**GOAL OF THE EXERCISE**
Copy the data that follows, character for character, minus the pictures.

Figure dataset records

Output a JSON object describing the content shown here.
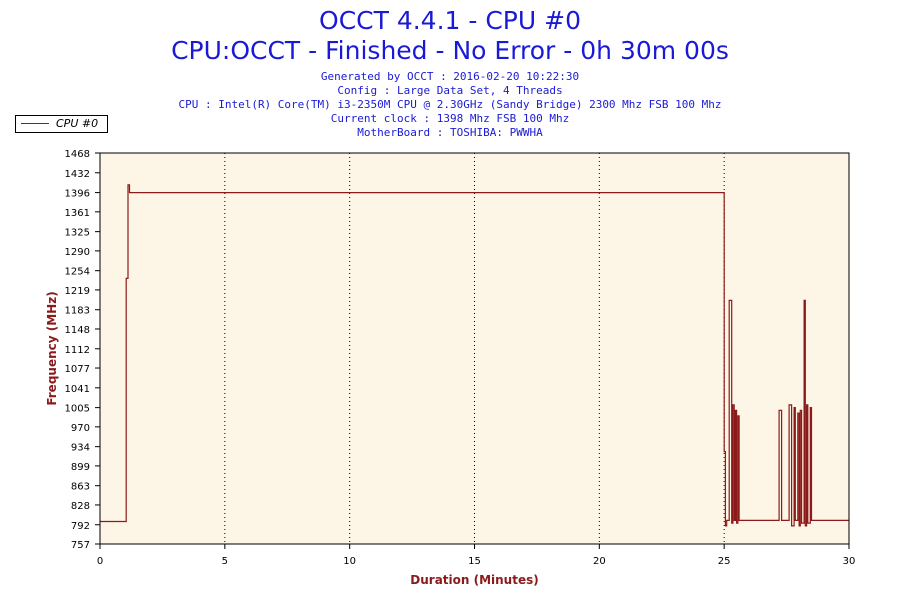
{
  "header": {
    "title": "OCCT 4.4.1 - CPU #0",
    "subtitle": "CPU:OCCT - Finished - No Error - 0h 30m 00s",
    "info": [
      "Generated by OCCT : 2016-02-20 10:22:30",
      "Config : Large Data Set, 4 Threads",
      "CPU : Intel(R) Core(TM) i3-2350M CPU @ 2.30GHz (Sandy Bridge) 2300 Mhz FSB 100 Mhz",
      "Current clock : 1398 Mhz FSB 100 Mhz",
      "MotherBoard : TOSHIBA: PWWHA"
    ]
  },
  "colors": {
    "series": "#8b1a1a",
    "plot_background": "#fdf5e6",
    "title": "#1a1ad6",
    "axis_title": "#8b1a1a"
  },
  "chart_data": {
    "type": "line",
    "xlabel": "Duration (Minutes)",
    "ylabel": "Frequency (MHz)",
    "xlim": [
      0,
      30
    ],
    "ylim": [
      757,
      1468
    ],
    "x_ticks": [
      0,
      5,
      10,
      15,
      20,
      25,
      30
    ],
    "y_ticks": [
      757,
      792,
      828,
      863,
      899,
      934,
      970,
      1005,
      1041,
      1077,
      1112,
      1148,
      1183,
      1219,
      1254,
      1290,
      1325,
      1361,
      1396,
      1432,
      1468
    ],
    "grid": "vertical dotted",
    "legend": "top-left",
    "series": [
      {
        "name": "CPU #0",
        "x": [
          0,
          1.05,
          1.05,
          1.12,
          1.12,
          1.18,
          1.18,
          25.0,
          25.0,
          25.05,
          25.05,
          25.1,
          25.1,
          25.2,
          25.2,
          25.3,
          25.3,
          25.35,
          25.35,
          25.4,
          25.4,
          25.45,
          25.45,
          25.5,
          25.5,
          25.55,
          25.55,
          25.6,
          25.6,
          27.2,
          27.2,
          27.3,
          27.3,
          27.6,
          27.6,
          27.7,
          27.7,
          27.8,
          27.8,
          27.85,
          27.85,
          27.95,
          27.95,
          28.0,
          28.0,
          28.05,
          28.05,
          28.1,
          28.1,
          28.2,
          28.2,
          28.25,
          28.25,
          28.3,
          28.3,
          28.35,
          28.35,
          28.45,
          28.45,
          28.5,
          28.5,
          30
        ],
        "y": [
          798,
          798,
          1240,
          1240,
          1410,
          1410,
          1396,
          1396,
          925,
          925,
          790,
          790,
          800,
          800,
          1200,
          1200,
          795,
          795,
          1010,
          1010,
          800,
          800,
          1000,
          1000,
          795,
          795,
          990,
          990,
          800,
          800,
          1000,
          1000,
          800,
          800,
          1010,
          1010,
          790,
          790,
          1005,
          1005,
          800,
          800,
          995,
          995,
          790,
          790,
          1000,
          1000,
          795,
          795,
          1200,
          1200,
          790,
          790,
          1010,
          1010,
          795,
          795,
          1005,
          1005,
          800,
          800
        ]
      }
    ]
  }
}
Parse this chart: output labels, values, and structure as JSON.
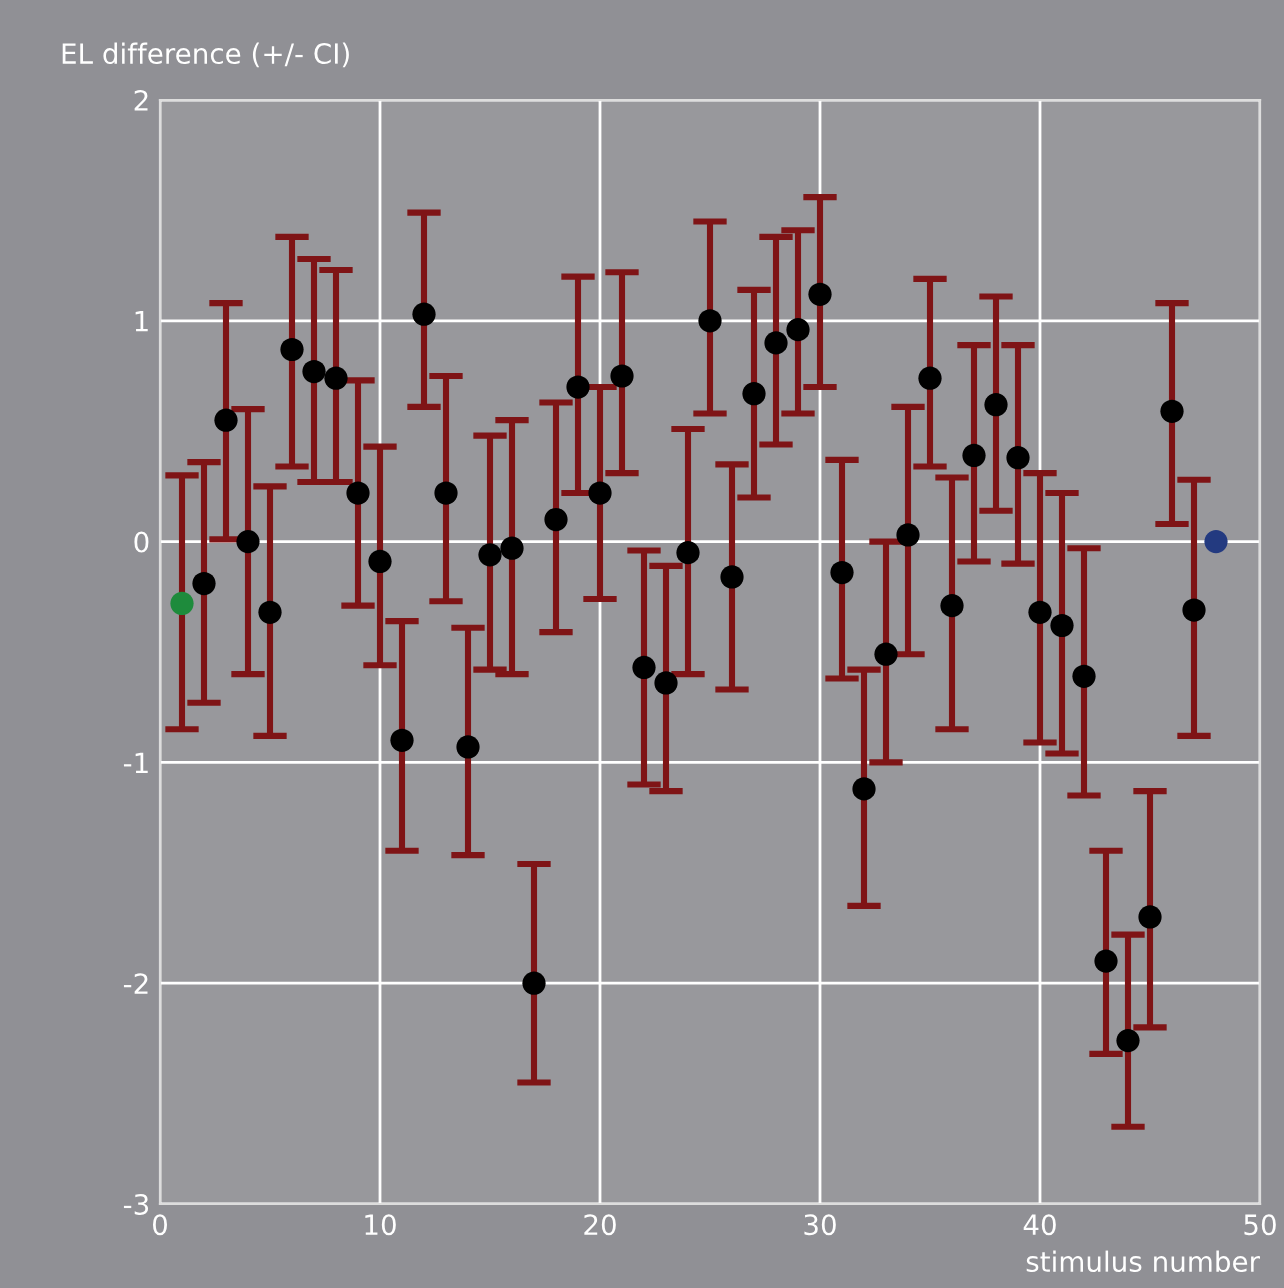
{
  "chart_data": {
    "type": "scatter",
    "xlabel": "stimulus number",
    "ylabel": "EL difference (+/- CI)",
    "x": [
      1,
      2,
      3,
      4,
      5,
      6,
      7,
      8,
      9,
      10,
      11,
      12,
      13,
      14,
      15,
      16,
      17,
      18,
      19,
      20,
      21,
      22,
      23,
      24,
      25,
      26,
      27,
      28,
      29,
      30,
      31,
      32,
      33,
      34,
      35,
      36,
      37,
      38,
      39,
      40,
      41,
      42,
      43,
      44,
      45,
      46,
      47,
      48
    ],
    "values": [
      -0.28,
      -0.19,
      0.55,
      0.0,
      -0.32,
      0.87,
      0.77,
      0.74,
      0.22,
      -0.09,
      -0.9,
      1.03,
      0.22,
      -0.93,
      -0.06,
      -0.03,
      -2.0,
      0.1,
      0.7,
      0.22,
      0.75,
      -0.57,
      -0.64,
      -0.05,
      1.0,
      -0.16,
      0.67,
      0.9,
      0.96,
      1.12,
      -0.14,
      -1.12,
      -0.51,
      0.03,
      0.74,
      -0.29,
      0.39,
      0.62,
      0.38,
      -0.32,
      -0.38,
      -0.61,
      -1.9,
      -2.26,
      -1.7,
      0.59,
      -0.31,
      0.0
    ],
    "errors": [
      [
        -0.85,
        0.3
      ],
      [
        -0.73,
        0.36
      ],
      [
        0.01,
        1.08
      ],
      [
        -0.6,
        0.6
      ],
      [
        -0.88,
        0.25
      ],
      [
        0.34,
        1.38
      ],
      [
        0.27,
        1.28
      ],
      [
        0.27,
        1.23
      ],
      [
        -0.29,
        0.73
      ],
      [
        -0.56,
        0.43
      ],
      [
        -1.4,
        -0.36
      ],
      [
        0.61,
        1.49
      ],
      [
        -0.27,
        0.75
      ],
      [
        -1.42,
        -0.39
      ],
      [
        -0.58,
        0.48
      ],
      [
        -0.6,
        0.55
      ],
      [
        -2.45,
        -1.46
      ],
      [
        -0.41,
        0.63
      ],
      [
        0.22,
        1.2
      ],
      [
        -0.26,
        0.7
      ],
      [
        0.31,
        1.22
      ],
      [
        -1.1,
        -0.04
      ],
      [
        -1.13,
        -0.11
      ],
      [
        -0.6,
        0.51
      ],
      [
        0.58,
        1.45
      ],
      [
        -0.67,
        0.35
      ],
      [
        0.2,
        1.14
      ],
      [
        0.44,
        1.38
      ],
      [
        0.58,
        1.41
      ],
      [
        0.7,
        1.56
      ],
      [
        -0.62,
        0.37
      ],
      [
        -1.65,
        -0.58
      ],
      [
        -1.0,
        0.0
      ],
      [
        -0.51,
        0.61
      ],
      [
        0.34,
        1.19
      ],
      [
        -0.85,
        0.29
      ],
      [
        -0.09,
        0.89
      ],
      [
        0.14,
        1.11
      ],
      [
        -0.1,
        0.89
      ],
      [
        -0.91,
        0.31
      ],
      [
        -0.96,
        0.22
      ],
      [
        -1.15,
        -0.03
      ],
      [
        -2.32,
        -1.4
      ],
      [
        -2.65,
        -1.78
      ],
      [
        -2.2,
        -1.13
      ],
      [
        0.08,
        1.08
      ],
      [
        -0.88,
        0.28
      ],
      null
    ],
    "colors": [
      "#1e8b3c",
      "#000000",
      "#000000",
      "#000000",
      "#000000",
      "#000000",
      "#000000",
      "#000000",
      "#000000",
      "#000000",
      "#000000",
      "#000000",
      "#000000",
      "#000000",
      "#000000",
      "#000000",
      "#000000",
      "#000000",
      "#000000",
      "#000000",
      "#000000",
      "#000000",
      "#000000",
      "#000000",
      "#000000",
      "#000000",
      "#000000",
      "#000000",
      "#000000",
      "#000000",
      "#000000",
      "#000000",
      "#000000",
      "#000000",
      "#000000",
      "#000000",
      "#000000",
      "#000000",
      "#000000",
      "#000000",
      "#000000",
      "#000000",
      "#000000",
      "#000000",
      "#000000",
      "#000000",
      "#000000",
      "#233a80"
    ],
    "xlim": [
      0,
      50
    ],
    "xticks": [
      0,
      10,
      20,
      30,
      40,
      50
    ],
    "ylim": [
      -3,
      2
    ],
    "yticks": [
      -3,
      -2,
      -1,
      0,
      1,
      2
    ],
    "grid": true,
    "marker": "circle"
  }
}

**SOLUTION**
Output a JSON object describing the content shown here.
{
  "header": {
    "title": "OCCT 4.4.1 - CPU #0",
    "subtitle": "CPU:OCCT - Finished - No Error - 0h 30m 00s",
    "info": [
      "Generated by OCCT : 2016-02-20 10:22:30",
      "Config : Large Data Set, 4 Threads",
      "CPU : Intel(R) Core(TM) i3-2350M CPU @ 2.30GHz (Sandy Bridge) 2300 Mhz FSB 100 Mhz",
      "Current clock : 1398 Mhz FSB 100 Mhz",
      "MotherBoard : TOSHIBA: PWWHA"
    ]
  },
  "colors": {
    "series": "#8b1a1a",
    "plot_background": "#fdf5e6",
    "title": "#1a1ad6",
    "axis_title": "#8b1a1a"
  },
  "chart_data": {
    "type": "line",
    "xlabel": "Duration (Minutes)",
    "ylabel": "Frequency (MHz)",
    "xlim": [
      0,
      30
    ],
    "ylim": [
      757,
      1468
    ],
    "x_ticks": [
      0,
      5,
      10,
      15,
      20,
      25,
      30
    ],
    "y_ticks": [
      757,
      792,
      828,
      863,
      899,
      934,
      970,
      1005,
      1041,
      1077,
      1112,
      1148,
      1183,
      1219,
      1254,
      1290,
      1325,
      1361,
      1396,
      1432,
      1468
    ],
    "grid": "vertical dotted",
    "legend": "top-left",
    "series": [
      {
        "name": "CPU #0",
        "x": [
          0,
          1.05,
          1.05,
          1.12,
          1.12,
          1.18,
          1.18,
          25.0,
          25.0,
          25.05,
          25.05,
          25.1,
          25.1,
          25.2,
          25.2,
          25.3,
          25.3,
          25.35,
          25.35,
          25.4,
          25.4,
          25.45,
          25.45,
          25.5,
          25.5,
          25.55,
          25.55,
          25.6,
          25.6,
          27.2,
          27.2,
          27.3,
          27.3,
          27.6,
          27.6,
          27.7,
          27.7,
          27.8,
          27.8,
          27.85,
          27.85,
          27.95,
          27.95,
          28.0,
          28.0,
          28.05,
          28.05,
          28.1,
          28.1,
          28.2,
          28.2,
          28.25,
          28.25,
          28.3,
          28.3,
          28.35,
          28.35,
          28.45,
          28.45,
          28.5,
          28.5,
          30
        ],
        "y": [
          798,
          798,
          1240,
          1240,
          1410,
          1410,
          1396,
          1396,
          925,
          925,
          790,
          790,
          800,
          800,
          1200,
          1200,
          795,
          795,
          1010,
          1010,
          800,
          800,
          1000,
          1000,
          795,
          795,
          990,
          990,
          800,
          800,
          1000,
          1000,
          800,
          800,
          1010,
          1010,
          790,
          790,
          1005,
          1005,
          800,
          800,
          995,
          995,
          790,
          790,
          1000,
          1000,
          795,
          795,
          1200,
          1200,
          790,
          790,
          1010,
          1010,
          795,
          795,
          1005,
          1005,
          800,
          800
        ]
      }
    ]
  }
}
Parse this chart: output labels, values, and structure as JSON.
{
  "chart_data": {
    "type": "scatter",
    "xlabel": "stimulus number",
    "ylabel": "EL difference (+/- CI)",
    "x": [
      1,
      2,
      3,
      4,
      5,
      6,
      7,
      8,
      9,
      10,
      11,
      12,
      13,
      14,
      15,
      16,
      17,
      18,
      19,
      20,
      21,
      22,
      23,
      24,
      25,
      26,
      27,
      28,
      29,
      30,
      31,
      32,
      33,
      34,
      35,
      36,
      37,
      38,
      39,
      40,
      41,
      42,
      43,
      44,
      45,
      46,
      47,
      48
    ],
    "values": [
      -0.28,
      -0.19,
      0.55,
      0.0,
      -0.32,
      0.87,
      0.77,
      0.74,
      0.22,
      -0.09,
      -0.9,
      1.03,
      0.22,
      -0.93,
      -0.06,
      -0.03,
      -2.0,
      0.1,
      0.7,
      0.22,
      0.75,
      -0.57,
      -0.64,
      -0.05,
      1.0,
      -0.16,
      0.67,
      0.9,
      0.96,
      1.12,
      -0.14,
      -1.12,
      -0.51,
      0.03,
      0.74,
      -0.29,
      0.39,
      0.62,
      0.38,
      -0.32,
      -0.38,
      -0.61,
      -1.9,
      -2.26,
      -1.7,
      0.59,
      -0.31,
      0.0
    ],
    "errors": [
      [
        -0.85,
        0.3
      ],
      [
        -0.73,
        0.36
      ],
      [
        0.01,
        1.08
      ],
      [
        -0.6,
        0.6
      ],
      [
        -0.88,
        0.25
      ],
      [
        0.34,
        1.38
      ],
      [
        0.27,
        1.28
      ],
      [
        0.27,
        1.23
      ],
      [
        -0.29,
        0.73
      ],
      [
        -0.56,
        0.43
      ],
      [
        -1.4,
        -0.36
      ],
      [
        0.61,
        1.49
      ],
      [
        -0.27,
        0.75
      ],
      [
        -1.42,
        -0.39
      ],
      [
        -0.58,
        0.48
      ],
      [
        -0.6,
        0.55
      ],
      [
        -2.45,
        -1.46
      ],
      [
        -0.41,
        0.63
      ],
      [
        0.22,
        1.2
      ],
      [
        -0.26,
        0.7
      ],
      [
        0.31,
        1.22
      ],
      [
        -1.1,
        -0.04
      ],
      [
        -1.13,
        -0.11
      ],
      [
        -0.6,
        0.51
      ],
      [
        0.58,
        1.45
      ],
      [
        -0.67,
        0.35
      ],
      [
        0.2,
        1.14
      ],
      [
        0.44,
        1.38
      ],
      [
        0.58,
        1.41
      ],
      [
        0.7,
        1.56
      ],
      [
        -0.62,
        0.37
      ],
      [
        -1.65,
        -0.58
      ],
      [
        -1.0,
        0.0
      ],
      [
        -0.51,
        0.61
      ],
      [
        0.34,
        1.19
      ],
      [
        -0.85,
        0.29
      ],
      [
        -0.09,
        0.89
      ],
      [
        0.14,
        1.11
      ],
      [
        -0.1,
        0.89
      ],
      [
        -0.91,
        0.31
      ],
      [
        -0.96,
        0.22
      ],
      [
        -1.15,
        -0.03
      ],
      [
        -2.32,
        -1.4
      ],
      [
        -2.65,
        -1.78
      ],
      [
        -2.2,
        -1.13
      ],
      [
        0.08,
        1.08
      ],
      [
        -0.88,
        0.28
      ],
      null
    ],
    "colors": [
      "#1e8b3c",
      "#000000",
      "#000000",
      "#000000",
      "#000000",
      "#000000",
      "#000000",
      "#000000",
      "#000000",
      "#000000",
      "#000000",
      "#000000",
      "#000000",
      "#000000",
      "#000000",
      "#000000",
      "#000000",
      "#000000",
      "#000000",
      "#000000",
      "#000000",
      "#000000",
      "#000000",
      "#000000",
      "#000000",
      "#000000",
      "#000000",
      "#000000",
      "#000000",
      "#000000",
      "#000000",
      "#000000",
      "#000000",
      "#000000",
      "#000000",
      "#000000",
      "#000000",
      "#000000",
      "#000000",
      "#000000",
      "#000000",
      "#000000",
      "#000000",
      "#000000",
      "#000000",
      "#000000",
      "#000000",
      "#233a80"
    ],
    "xlim": [
      0,
      50
    ],
    "xticks": [
      0,
      10,
      20,
      30,
      40,
      50
    ],
    "ylim": [
      -3,
      2
    ],
    "yticks": [
      -3,
      -2,
      -1,
      0,
      1,
      2
    ],
    "grid": true,
    "marker": "circle"
  }
}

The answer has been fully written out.